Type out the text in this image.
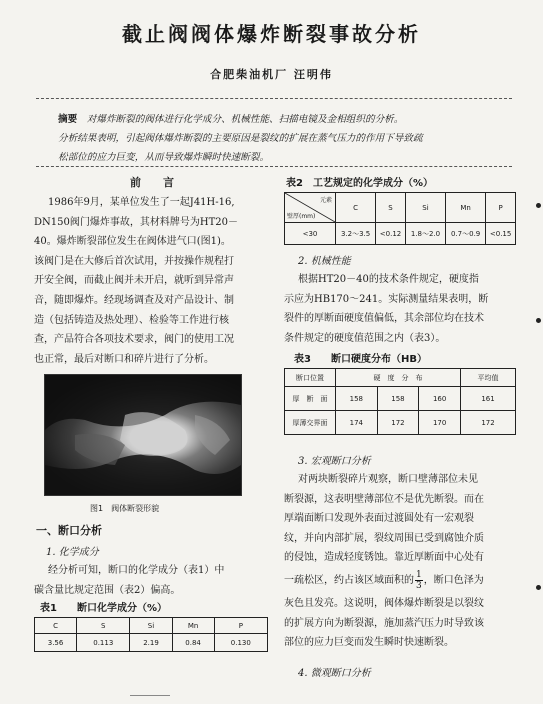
截止阀阀体爆炸断裂事故分析
合肥柴油机厂 汪明伟
摘要　 对爆炸断裂的阀体进行化学成分、机械性能、扫描电镜及金相组织的分析。
分析结果表明，引起阀体爆炸断裂的主要原因是裂纹的扩展在蒸气压力的作用下导致疏
松部位的应力巨变，从而导致爆炸瞬时快速断裂。
前　　言
1986年9月，某单位发生了一起J41H-16,
DN150阀门爆炸事故，其材料牌号为HT20－
40。爆炸断裂部位发生在阀体进气口(图1)。
该阀门是在大修后首次试用，并按操作规程打
开安全阀，而截止阀并未开启，就听到异常声
音，随即爆炸。经现场调查及对产品设计、制
造（包括铸造及热处理）、检验等工作进行核
查，产品符合各项技术要求，阀门的使用工况
也正常，最后对断口和碎片进行了分析。
图1　阀体断裂形貌
一、断口分析
1. 化学成分
经分析可知，断口的化学成分（表1）中
碳含量比规定范围（表2）偏高。
表1　　断口化学成分（%）
C	S	Si	Mn	P
3.56	0.113	2.19	0.84	0.130
表2　工艺规定的化学成分（%）
元素
壁厚(mm)	C	S	Si	Mn	P
<30	3.2～3.5	<0.12	1.8～2.0	0.7～0.9	<0.15
2. 机械性能
根据HT20－40的技术条件规定，硬度指
示应为HB170～241。实际测量结果表明，断
裂件的厚断面硬度值偏低，其余部位均在技术
条件规定的硬度值范围之内（表3）。
表3　　断口硬度分布（HB）
断口位置	硬　度　分　布			平均值
厚　断　面	158	158	160	161
厚薄交界面	174	172	170	172
3. 宏观断口分析
对两块断裂碎片观察，断口壁薄部位未见
断裂源，这表明壁薄部位不是优先断裂。而在
厚端面断口发现外表面过渡圆处有一宏观裂
纹，并向内部扩展，裂纹周围已受到腐蚀介质
的侵蚀，造成轻度锈蚀。靠近厚断面中心处有
一疏松区，约占该区域面积的 $\frac{1}{3}$ ，断口色泽为
灰色且发亮。这说明，阀体爆炸断裂是以裂纹
的扩展方向为断裂源，施加蒸汽压力时导致该
部位的应力巨变而发生瞬时快速断裂。
4. 微观断口分析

## Exercise task
Find the lines containing "机械性能" and list every one of them.

## Answer to the exercise
摘要　 对爆炸断裂的阀体进行化学成分、机械性能、扫描电镜及金相组织的分析。
2. 机械性能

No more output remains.